## Exercise details
Leave out any picture and return the remaining listing below exactly as given.

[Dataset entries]

┌──

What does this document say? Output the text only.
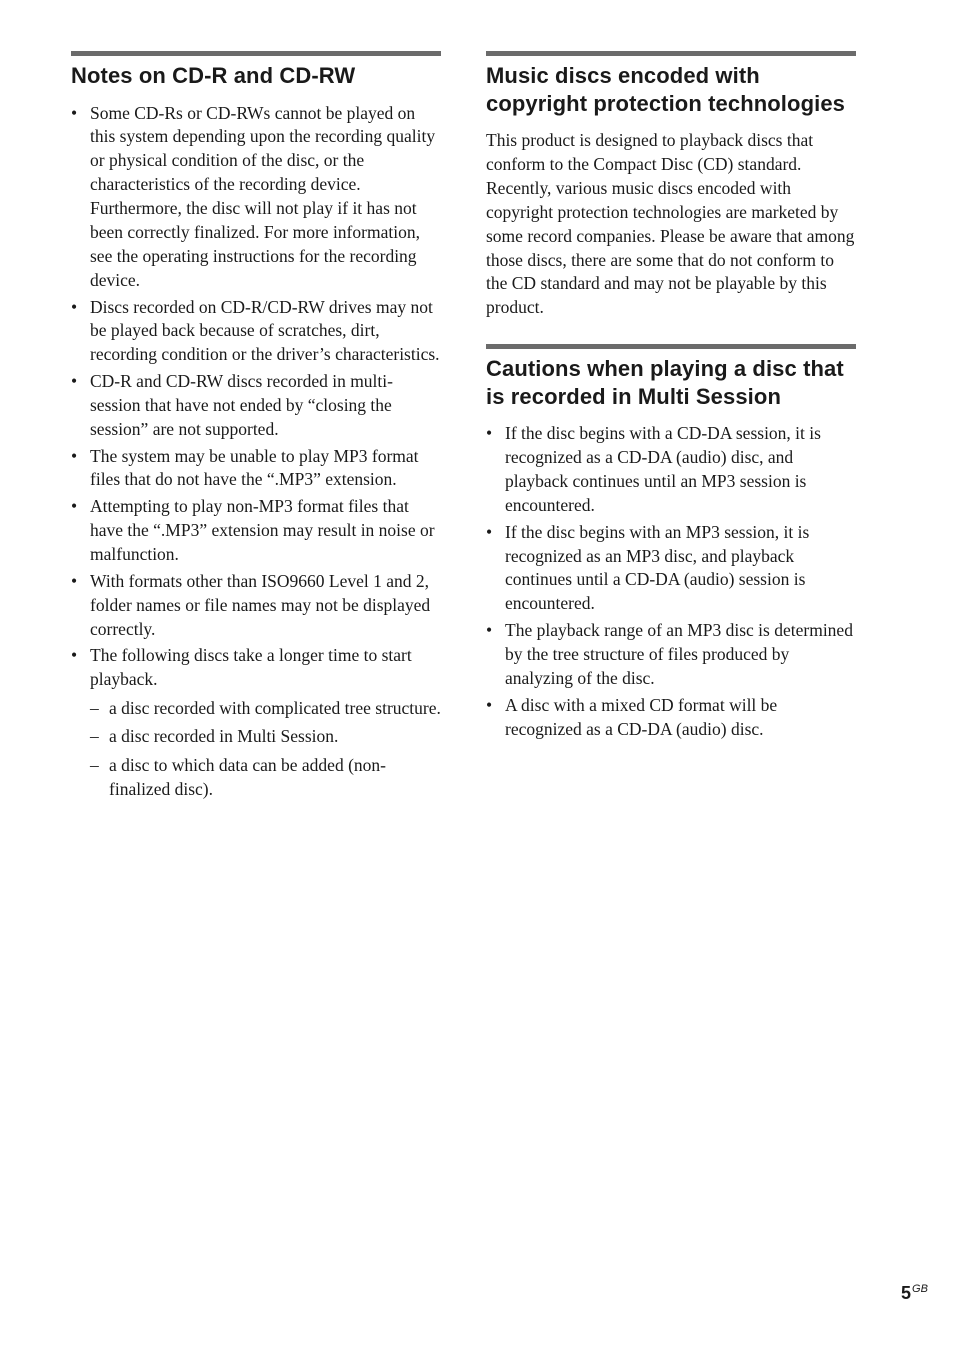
Notes on CD-R and CD-RW
• Some CD-Rs or CD-RWs cannot be played on this system depending upon the recording quality or physical condition of the disc, or the characteristics of the recording device. Furthermore, the disc will not play if it has not been correctly finalized. For more information, see the operating instructions for the recording device.
• Discs recorded on CD-R/CD-RW drives may not be played back because of scratches, dirt, recording condition or the driver’s characteristics.
• CD-R and CD-RW discs recorded in multi-session that have not ended by “closing the session” are not supported.
• The system may be unable to play MP3 format files that do not have the “.MP3” extension.
• Attempting to play non-MP3 format files that have the “.MP3” extension may result in noise or malfunction.
• With formats other than ISO9660 Level 1 and 2, folder names or file names may not be displayed correctly.
• The following discs take a longer time to start playback.
– a disc recorded with complicated tree structure.
– a disc recorded in Multi Session.
– a disc to which data can be added (non-finalized disc).
Music discs encoded with copyright protection technologies

This product is designed to playback discs that conform to the Compact Disc (CD) standard. Recently, various music discs encoded with copyright protection technologies are marketed by some record companies. Please be aware that among those discs, there are some that do not conform to the CD standard and may not be playable by this product.

Cautions when playing a disc that is recorded in Multi Session
• If the disc begins with a CD-DA session, it is recognized as a CD-DA (audio) disc, and playback continues until an MP3 session is encountered.
• If the disc begins with an MP3 session, it is recognized as an MP3 disc, and playback continues until a CD-DA (audio) session is encountered.
• The playback range of an MP3 disc is determined by the tree structure of files produced by analyzing of the disc.
• A disc with a mixed CD format will be recognized as a CD-DA (audio) disc.
$5^{GB}$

└──

## Output for this task
What does this document say? Output the text only.
Notes on CD-R and CD-RW
• Some CD-Rs or CD-RWs cannot be played on this system depending upon the recording quality or physical condition of the disc, or the characteristics of the recording device. Furthermore, the disc will not play if it has not been correctly finalized. For more information, see the operating instructions for the recording device.
• Discs recorded on CD-R/CD-RW drives may not be played back because of scratches, dirt, recording condition or the driver’s characteristics.
• CD-R and CD-RW discs recorded in multi-session that have not ended by “closing the session” are not supported.
• The system may be unable to play MP3 format files that do not have the “.MP3” extension.
• Attempting to play non-MP3 format files that have the “.MP3” extension may result in noise or malfunction.
• With formats other than ISO9660 Level 1 and 2, folder names or file names may not be displayed correctly.
• The following discs take a longer time to start playback.
– a disc recorded with complicated tree structure.
– a disc recorded in Multi Session.
– a disc to which data can be added (non-finalized disc).
Music discs encoded with copyright protection technologies

This product is designed to playback discs that conform to the Compact Disc (CD) standard. Recently, various music discs encoded with copyright protection technologies are marketed by some record companies. Please be aware that among those discs, there are some that do not conform to the CD standard and may not be playable by this product.

Cautions when playing a disc that is recorded in Multi Session
• If the disc begins with a CD-DA session, it is recognized as a CD-DA (audio) disc, and playback continues until an MP3 session is encountered.
• If the disc begins with an MP3 session, it is recognized as an MP3 disc, and playback continues until a CD-DA (audio) session is encountered.
• The playback range of an MP3 disc is determined by the tree structure of files produced by analyzing of the disc.
• A disc with a mixed CD format will be recognized as a CD-DA (audio) disc.
$5^{GB}$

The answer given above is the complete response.